▸ **Supplied records**:

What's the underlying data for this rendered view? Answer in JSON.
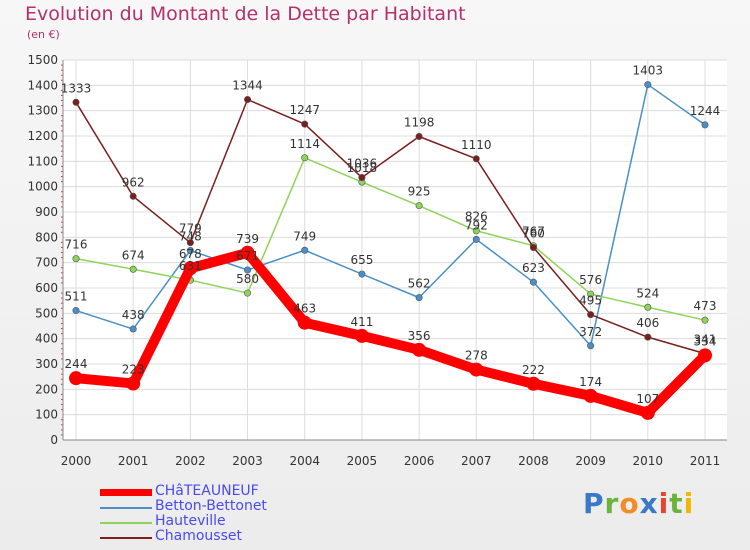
{
  "header": {
    "title": "Evolution du Montant de la Dette par Habitant",
    "unit": "(en €)"
  },
  "logo": {
    "text": "Proxiti",
    "letters": [
      {
        "ch": "P",
        "color": "#3a78c8"
      },
      {
        "ch": "r",
        "color": "#6cb33e"
      },
      {
        "ch": "o",
        "color": "#f28c28"
      },
      {
        "ch": "x",
        "color": "#3a78c8"
      },
      {
        "ch": "i",
        "color": "#e8442c"
      },
      {
        "ch": "t",
        "color": "#6cb33e"
      },
      {
        "ch": "i",
        "color": "#f2b705"
      }
    ]
  },
  "chart_data": {
    "type": "line",
    "title": "Evolution du Montant de la Dette par Habitant",
    "subtitle": "(en €)",
    "x": [
      "2000",
      "2001",
      "2002",
      "2003",
      "2004",
      "2005",
      "2006",
      "2007",
      "2008",
      "2009",
      "2010",
      "2011"
    ],
    "ylim": [
      0,
      1500
    ],
    "yticks": [
      0,
      100,
      200,
      300,
      400,
      500,
      600,
      700,
      800,
      900,
      1000,
      1100,
      1200,
      1300,
      1400,
      1500
    ],
    "grid": true,
    "legend_position": "bottom-left",
    "series": [
      {
        "name": "CHâTEAUNEUF",
        "color": "#ff0000",
        "values": [
          244,
          223,
          678,
          739,
          463,
          411,
          356,
          278,
          222,
          174,
          107,
          334
        ],
        "labels": [
          "244",
          "223",
          "678",
          "739",
          "463",
          "411",
          "356",
          "278",
          "222",
          "174",
          "107",
          "334"
        ]
      },
      {
        "name": "Betton-Bettonet",
        "color": "#4a90c8",
        "values": [
          511,
          438,
          748,
          671,
          749,
          655,
          562,
          792,
          623,
          372,
          1403,
          1244
        ],
        "labels": [
          "511",
          "438",
          "748",
          "671",
          "749",
          "655",
          "562",
          "792",
          "623",
          "372",
          "1403",
          "1244"
        ]
      },
      {
        "name": "Hauteville",
        "color": "#8fd45a",
        "values": [
          716,
          674,
          631,
          580,
          1114,
          1018,
          925,
          826,
          767,
          576,
          524,
          473
        ],
        "labels": [
          "716",
          "674",
          "631",
          "580",
          "1114",
          "1018",
          "925",
          "826",
          "767",
          "576",
          "524",
          "473"
        ]
      },
      {
        "name": "Chamousset",
        "color": "#7a1e1e",
        "values": [
          1333,
          962,
          779,
          1344,
          1247,
          1036,
          1198,
          1110,
          760,
          495,
          406,
          341
        ],
        "labels": [
          "1333",
          "962",
          "779",
          "1344",
          "1247",
          "1036",
          "1198",
          "1110",
          "760",
          "495",
          "406",
          "341"
        ]
      }
    ]
  }
}
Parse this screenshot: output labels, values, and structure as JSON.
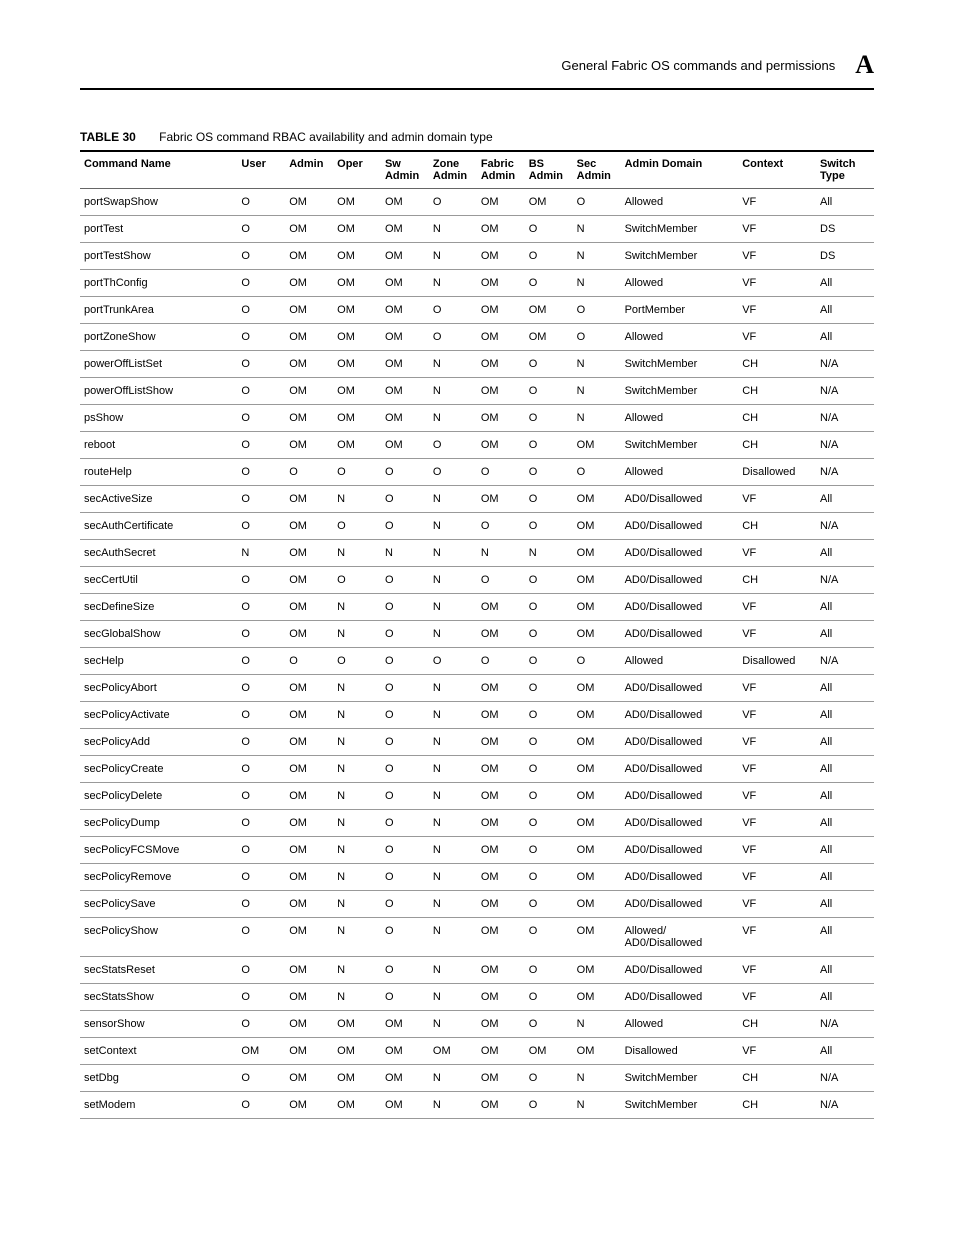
{
  "header": {
    "title": "General Fabric OS commands and permissions",
    "appendix": "A"
  },
  "table": {
    "number": "TABLE 30",
    "title": "Fabric OS command RBAC availability and admin domain type",
    "columns": [
      {
        "label": "Command Name",
        "sub": ""
      },
      {
        "label": "User",
        "sub": ""
      },
      {
        "label": "Admin",
        "sub": ""
      },
      {
        "label": "Oper",
        "sub": ""
      },
      {
        "label": "Sw",
        "sub": "Admin"
      },
      {
        "label": "Zone",
        "sub": "Admin"
      },
      {
        "label": "Fabric",
        "sub": "Admin"
      },
      {
        "label": "BS",
        "sub": "Admin"
      },
      {
        "label": "Sec",
        "sub": "Admin"
      },
      {
        "label": "Admin Domain",
        "sub": ""
      },
      {
        "label": "Context",
        "sub": ""
      },
      {
        "label": "Switch",
        "sub": "Type"
      }
    ],
    "rows": [
      [
        "portSwapShow",
        "O",
        "OM",
        "OM",
        "OM",
        "O",
        "OM",
        "OM",
        "O",
        "Allowed",
        "VF",
        "All"
      ],
      [
        "portTest",
        "O",
        "OM",
        "OM",
        "OM",
        "N",
        "OM",
        "O",
        "N",
        "SwitchMember",
        "VF",
        "DS"
      ],
      [
        "portTestShow",
        "O",
        "OM",
        "OM",
        "OM",
        "N",
        "OM",
        "O",
        "N",
        "SwitchMember",
        "VF",
        "DS"
      ],
      [
        "portThConfig",
        "O",
        "OM",
        "OM",
        "OM",
        "N",
        "OM",
        "O",
        "N",
        "Allowed",
        "VF",
        "All"
      ],
      [
        "portTrunkArea",
        "O",
        "OM",
        "OM",
        "OM",
        "O",
        "OM",
        "OM",
        "O",
        "PortMember",
        "VF",
        "All"
      ],
      [
        "portZoneShow",
        "O",
        "OM",
        "OM",
        "OM",
        "O",
        "OM",
        "OM",
        "O",
        "Allowed",
        "VF",
        "All"
      ],
      [
        "powerOffListSet",
        "O",
        "OM",
        "OM",
        "OM",
        "N",
        "OM",
        "O",
        "N",
        "SwitchMember",
        "CH",
        "N/A"
      ],
      [
        "powerOffListShow",
        "O",
        "OM",
        "OM",
        "OM",
        "N",
        "OM",
        "O",
        "N",
        "SwitchMember",
        "CH",
        "N/A"
      ],
      [
        "psShow",
        "O",
        "OM",
        "OM",
        "OM",
        "N",
        "OM",
        "O",
        "N",
        "Allowed",
        "CH",
        "N/A"
      ],
      [
        "reboot",
        "O",
        "OM",
        "OM",
        "OM",
        "O",
        "OM",
        "O",
        "OM",
        "SwitchMember",
        "CH",
        "N/A"
      ],
      [
        "routeHelp",
        "O",
        "O",
        "O",
        "O",
        "O",
        "O",
        "O",
        "O",
        "Allowed",
        "Disallowed",
        "N/A"
      ],
      [
        "secActiveSize",
        "O",
        "OM",
        "N",
        "O",
        "N",
        "OM",
        "O",
        "OM",
        "AD0/Disallowed",
        "VF",
        "All"
      ],
      [
        "secAuthCertificate",
        "O",
        "OM",
        "O",
        "O",
        "N",
        "O",
        "O",
        "OM",
        "AD0/Disallowed",
        "CH",
        "N/A"
      ],
      [
        "secAuthSecret",
        "N",
        "OM",
        "N",
        "N",
        "N",
        "N",
        "N",
        "OM",
        "AD0/Disallowed",
        "VF",
        "All"
      ],
      [
        "secCertUtil",
        "O",
        "OM",
        "O",
        "O",
        "N",
        "O",
        "O",
        "OM",
        "AD0/Disallowed",
        "CH",
        "N/A"
      ],
      [
        "secDefineSize",
        "O",
        "OM",
        "N",
        "O",
        "N",
        "OM",
        "O",
        "OM",
        "AD0/Disallowed",
        "VF",
        "All"
      ],
      [
        "secGlobalShow",
        "O",
        "OM",
        "N",
        "O",
        "N",
        "OM",
        "O",
        "OM",
        "AD0/Disallowed",
        "VF",
        "All"
      ],
      [
        "secHelp",
        "O",
        "O",
        "O",
        "O",
        "O",
        "O",
        "O",
        "O",
        "Allowed",
        "Disallowed",
        "N/A"
      ],
      [
        "secPolicyAbort",
        "O",
        "OM",
        "N",
        "O",
        "N",
        "OM",
        "O",
        "OM",
        "AD0/Disallowed",
        "VF",
        "All"
      ],
      [
        "secPolicyActivate",
        "O",
        "OM",
        "N",
        "O",
        "N",
        "OM",
        "O",
        "OM",
        "AD0/Disallowed",
        "VF",
        "All"
      ],
      [
        "secPolicyAdd",
        "O",
        "OM",
        "N",
        "O",
        "N",
        "OM",
        "O",
        "OM",
        "AD0/Disallowed",
        "VF",
        "All"
      ],
      [
        "secPolicyCreate",
        "O",
        "OM",
        "N",
        "O",
        "N",
        "OM",
        "O",
        "OM",
        "AD0/Disallowed",
        "VF",
        "All"
      ],
      [
        "secPolicyDelete",
        "O",
        "OM",
        "N",
        "O",
        "N",
        "OM",
        "O",
        "OM",
        "AD0/Disallowed",
        "VF",
        "All"
      ],
      [
        "secPolicyDump",
        "O",
        "OM",
        "N",
        "O",
        "N",
        "OM",
        "O",
        "OM",
        "AD0/Disallowed",
        "VF",
        "All"
      ],
      [
        "secPolicyFCSMove",
        "O",
        "OM",
        "N",
        "O",
        "N",
        "OM",
        "O",
        "OM",
        "AD0/Disallowed",
        "VF",
        "All"
      ],
      [
        "secPolicyRemove",
        "O",
        "OM",
        "N",
        "O",
        "N",
        "OM",
        "O",
        "OM",
        "AD0/Disallowed",
        "VF",
        "All"
      ],
      [
        "secPolicySave",
        "O",
        "OM",
        "N",
        "O",
        "N",
        "OM",
        "O",
        "OM",
        "AD0/Disallowed",
        "VF",
        "All"
      ],
      [
        "secPolicyShow",
        "O",
        "OM",
        "N",
        "O",
        "N",
        "OM",
        "O",
        "OM",
        "Allowed/ AD0/Disallowed",
        "VF",
        "All"
      ],
      [
        "secStatsReset",
        "O",
        "OM",
        "N",
        "O",
        "N",
        "OM",
        "O",
        "OM",
        "AD0/Disallowed",
        "VF",
        "All"
      ],
      [
        "secStatsShow",
        "O",
        "OM",
        "N",
        "O",
        "N",
        "OM",
        "O",
        "OM",
        "AD0/Disallowed",
        "VF",
        "All"
      ],
      [
        "sensorShow",
        "O",
        "OM",
        "OM",
        "OM",
        "N",
        "OM",
        "O",
        "N",
        "Allowed",
        "CH",
        "N/A"
      ],
      [
        "setContext",
        "OM",
        "OM",
        "OM",
        "OM",
        "OM",
        "OM",
        "OM",
        "OM",
        "Disallowed",
        "VF",
        "All"
      ],
      [
        "setDbg",
        "O",
        "OM",
        "OM",
        "OM",
        "N",
        "OM",
        "O",
        "N",
        "SwitchMember",
        "CH",
        "N/A"
      ],
      [
        "setModem",
        "O",
        "OM",
        "OM",
        "OM",
        "N",
        "OM",
        "O",
        "N",
        "SwitchMember",
        "CH",
        "N/A"
      ]
    ]
  }
}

▸ **To do**:
Which lines hold the word "Fabric"? Copy each of them from the records.

▸ **Exercise response**:
    "title": "General Fabric OS commands and permissions",
    "title": "Fabric OS command RBAC availability and admin domain type",
        "label": "Fabric",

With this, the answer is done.